**Task list**.
1. Write out the passage from the Cumbria street lighting text, starting at "Since 2014, Cumbria" and ending at "cost-effective LED technology.".
2. According to the Cumbria street lighting text, what three results has the LED programme achieved for the council's energy use, energy bill and carbon emissions?
3. In the Cumbria street lighting text, which company manufactures the LED lanterns?

**Document**.
+ + + + + + +
Since 2014, Cumbria County Council has invested £12.9 million in its LED Street Lighting replacement and improvement programme, replacing over 45,000 streetlights with more efficient and cost-effective LED technology.

 As a result, the programme has enabled the council to reduce the consumption of energy through the network by approximately 60 per cent each year, reduce its annual lighting energy bill by over £1 million, and save more than 9,000 tonnes of CO2 per year.

The challenge

Cumbria has some of the darkest skies in the UK – making it one of the few places in the country where the awe-inspiring Milky Way is still visible. Dark skies not only reveal the phenomenal wonder of the stars but they are also critical for the health of nocturnal wildlife. Sadly, light pollution in Cumbria is growing year on year. Traditional streetlights are one of the causes of increasing light pollution, along with consuming energy which also contributes to our carbon footprint.

The solution

Replacing over 45,000 streetlights with LED technology. This includes LED lanterns, known as luminaires, that are manufactured by Thorn Lighting and emit a blend of white and amber light focused at ground level, preventing light pollution up into the night sky with no visibility of the LED and reducing any potential for glare.

The impact

LED streetlights are more efficient, cost-effective, lower our carbon emissions and can be directed to reduce light pollution. Not only do unnecessarily bright lights threaten to obscure our beautiful night skyscapes, they also blind and confuse nocturnal animals so that they cannot feed or find a mate.
+ + + + + + +
**Provided material**.
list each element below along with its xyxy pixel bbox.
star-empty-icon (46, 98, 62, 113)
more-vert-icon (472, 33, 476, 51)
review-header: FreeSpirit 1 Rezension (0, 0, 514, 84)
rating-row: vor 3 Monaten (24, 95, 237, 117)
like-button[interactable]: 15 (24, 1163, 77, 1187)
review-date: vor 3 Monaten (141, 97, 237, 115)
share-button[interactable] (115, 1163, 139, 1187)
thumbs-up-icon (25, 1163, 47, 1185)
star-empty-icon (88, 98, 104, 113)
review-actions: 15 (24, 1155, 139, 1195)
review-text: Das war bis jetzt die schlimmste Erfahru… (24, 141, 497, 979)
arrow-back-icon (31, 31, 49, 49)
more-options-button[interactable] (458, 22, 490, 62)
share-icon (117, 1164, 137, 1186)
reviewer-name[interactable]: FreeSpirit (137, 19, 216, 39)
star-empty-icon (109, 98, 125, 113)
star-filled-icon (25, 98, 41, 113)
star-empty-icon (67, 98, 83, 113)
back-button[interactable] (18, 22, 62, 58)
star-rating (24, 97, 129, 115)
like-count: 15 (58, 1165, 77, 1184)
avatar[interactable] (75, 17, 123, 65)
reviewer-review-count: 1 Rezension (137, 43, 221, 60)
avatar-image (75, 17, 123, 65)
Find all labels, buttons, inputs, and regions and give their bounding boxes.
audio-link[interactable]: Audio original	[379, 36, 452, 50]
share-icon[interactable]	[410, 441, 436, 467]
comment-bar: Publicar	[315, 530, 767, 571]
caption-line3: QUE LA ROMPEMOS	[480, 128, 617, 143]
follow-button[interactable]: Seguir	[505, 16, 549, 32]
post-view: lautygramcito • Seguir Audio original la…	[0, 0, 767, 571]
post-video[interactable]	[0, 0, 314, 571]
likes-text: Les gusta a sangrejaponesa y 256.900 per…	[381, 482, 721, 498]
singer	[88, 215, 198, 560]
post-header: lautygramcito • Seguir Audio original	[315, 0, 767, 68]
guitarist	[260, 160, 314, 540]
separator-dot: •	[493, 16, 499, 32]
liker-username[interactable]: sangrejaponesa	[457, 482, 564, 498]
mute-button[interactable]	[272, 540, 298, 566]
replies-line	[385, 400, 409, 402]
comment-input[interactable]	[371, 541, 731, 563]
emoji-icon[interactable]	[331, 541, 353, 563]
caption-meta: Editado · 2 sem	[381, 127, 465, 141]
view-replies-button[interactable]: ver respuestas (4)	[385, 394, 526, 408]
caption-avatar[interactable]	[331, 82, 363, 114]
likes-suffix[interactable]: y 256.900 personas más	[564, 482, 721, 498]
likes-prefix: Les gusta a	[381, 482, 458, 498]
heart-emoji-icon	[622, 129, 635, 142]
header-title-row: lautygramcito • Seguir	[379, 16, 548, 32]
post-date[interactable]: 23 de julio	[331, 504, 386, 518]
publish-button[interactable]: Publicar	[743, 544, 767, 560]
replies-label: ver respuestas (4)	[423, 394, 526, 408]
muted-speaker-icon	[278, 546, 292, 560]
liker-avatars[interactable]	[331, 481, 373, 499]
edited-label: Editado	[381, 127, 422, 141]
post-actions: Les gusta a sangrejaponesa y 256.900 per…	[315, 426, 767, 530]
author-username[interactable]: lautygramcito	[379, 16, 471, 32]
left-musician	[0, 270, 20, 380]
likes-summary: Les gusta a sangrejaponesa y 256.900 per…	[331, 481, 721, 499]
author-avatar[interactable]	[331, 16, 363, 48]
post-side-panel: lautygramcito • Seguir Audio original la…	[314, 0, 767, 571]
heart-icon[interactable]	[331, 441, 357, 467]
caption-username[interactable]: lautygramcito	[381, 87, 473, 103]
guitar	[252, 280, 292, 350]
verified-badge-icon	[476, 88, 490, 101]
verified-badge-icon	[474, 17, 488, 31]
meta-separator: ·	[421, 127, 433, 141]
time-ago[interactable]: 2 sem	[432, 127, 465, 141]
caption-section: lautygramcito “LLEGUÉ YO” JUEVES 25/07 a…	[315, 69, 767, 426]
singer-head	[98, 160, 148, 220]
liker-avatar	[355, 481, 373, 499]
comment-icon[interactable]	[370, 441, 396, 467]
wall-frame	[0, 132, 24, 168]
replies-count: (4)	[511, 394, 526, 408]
+ + + + + + +
**Complete answers**.
1.
Since 2014, Cumbria County Council has invested £12.9 million in its LED Street Lighting replacement and improvement programme, replacing over 45,000 streetlights with more efficient and cost-effective LED technology.

2.
- A reduction in energy consumption through the network of approximately 60 per cent each year
- A reduction in the annual lighting energy bill of over £1 million
- A saving of more than 9,000 tonnes of CO2 per year

3. Thorn Lighting.